## START

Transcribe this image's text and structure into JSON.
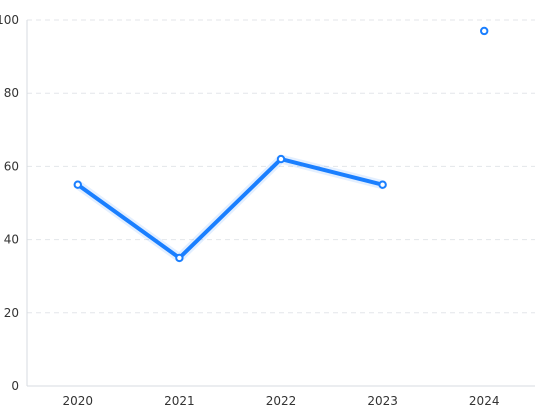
{
  "chart_data": {
    "type": "line",
    "categories": [
      "2020",
      "2021",
      "2022",
      "2023",
      "2024"
    ],
    "series": [
      {
        "values": [
          55,
          35,
          62,
          55,
          97
        ]
      }
    ],
    "segments_connected": [
      true,
      true,
      true,
      false
    ],
    "y_ticks": [
      0,
      20,
      40,
      60,
      80,
      100
    ],
    "ylim": [
      0,
      100
    ],
    "grid": "horizontal dashed",
    "legend": "none",
    "colors": {
      "series": "#1a7fff"
    }
  }
}
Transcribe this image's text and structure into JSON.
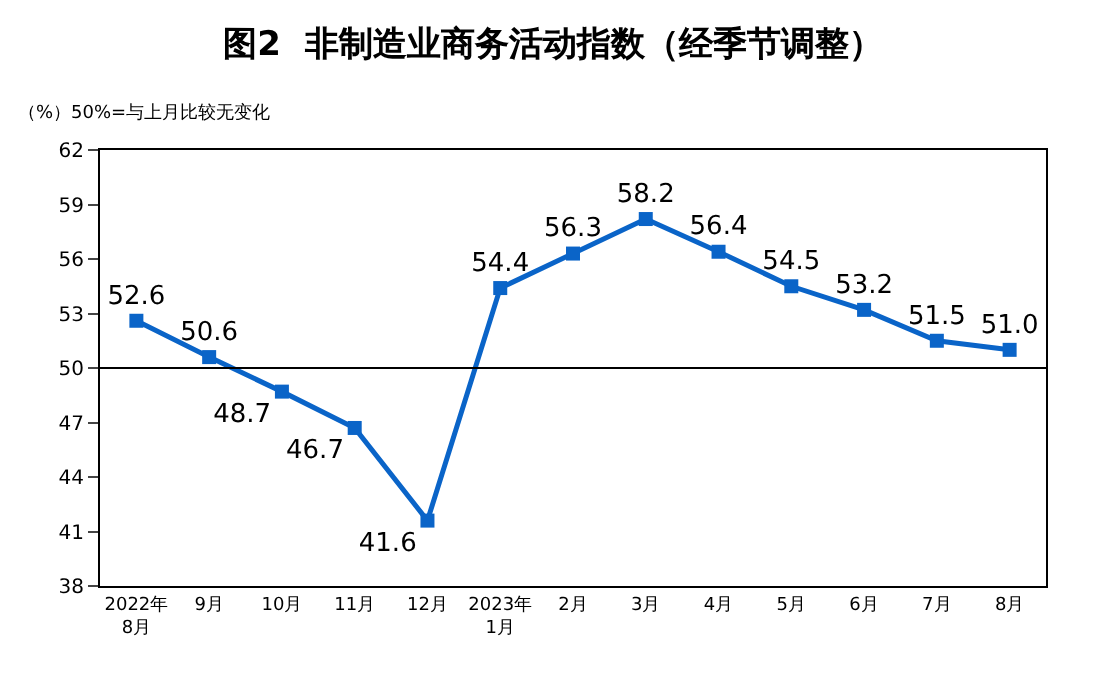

## END

◆ **TASK STATEMENT**
Restate the data above exactly, stripping out each image.

◆ **ANSWER TO THE TASK**
Transcribe this image's text and structure into JSON.
{
  "chart_data": {
    "type": "line",
    "categories": [
      "2020",
      "2021",
      "2022",
      "2023",
      "2024"
    ],
    "series": [
      {
        "values": [
          55,
          35,
          62,
          55,
          97
        ]
      }
    ],
    "segments_connected": [
      true,
      true,
      true,
      false
    ],
    "y_ticks": [
      0,
      20,
      40,
      60,
      80,
      100
    ],
    "ylim": [
      0,
      100
    ],
    "grid": "horizontal dashed",
    "legend": "none",
    "colors": {
      "series": "#1a7fff"
    }
  }
}
Transcribe this image's text and structure into JSON.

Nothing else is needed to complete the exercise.